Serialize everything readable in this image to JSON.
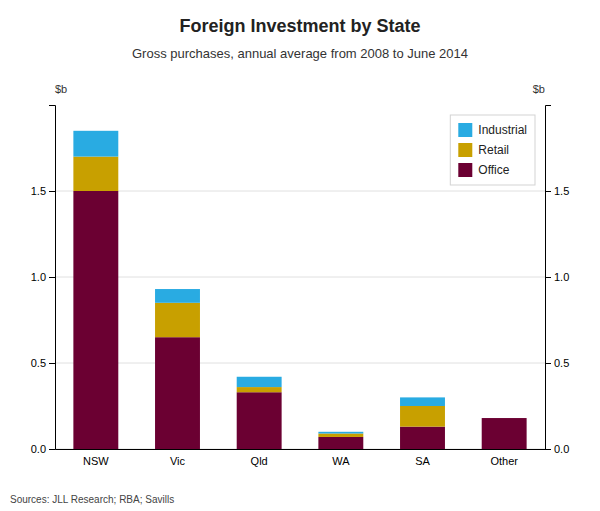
{
  "chart_data": {
    "type": "bar",
    "stacked": true,
    "title": "Foreign Investment by State",
    "subtitle": "Gross purchases, annual average from 2008 to June 2014",
    "ylabel": "$b",
    "y2label": "$b",
    "source": "Sources:  JLL Research; RBA; Savills",
    "categories": [
      "NSW",
      "Vic",
      "Qld",
      "WA",
      "SA",
      "Other"
    ],
    "series": [
      {
        "name": "Office",
        "color": "#6B0032",
        "values": [
          1.5,
          0.65,
          0.33,
          0.07,
          0.13,
          0.18
        ]
      },
      {
        "name": "Retail",
        "color": "#C8A000",
        "values": [
          0.2,
          0.2,
          0.03,
          0.02,
          0.12,
          0.0
        ]
      },
      {
        "name": "Industrial",
        "color": "#29ABE2",
        "values": [
          0.15,
          0.08,
          0.06,
          0.01,
          0.05,
          0.0
        ]
      }
    ],
    "ylim": [
      0,
      2.0
    ],
    "yticks": [
      {
        "value": 0.0,
        "label": "0.0"
      },
      0.5,
      {
        "value": 1.0,
        "label": "1.0"
      },
      1.5
    ],
    "y2lim": [
      0,
      2.0
    ],
    "y2ticks": [
      {
        "value": 0.0,
        "label": "0.0"
      },
      0.5,
      {
        "value": 1.0,
        "label": "1.0"
      },
      1.5
    ],
    "grid": true,
    "legend": "upper right"
  }
}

● **Task requirements**: Working from the listing above, pick out every line that has "name" and copy it.

● **Task solution**:
        "name": "Office",
        "name": "Retail",
        "name": "Industrial",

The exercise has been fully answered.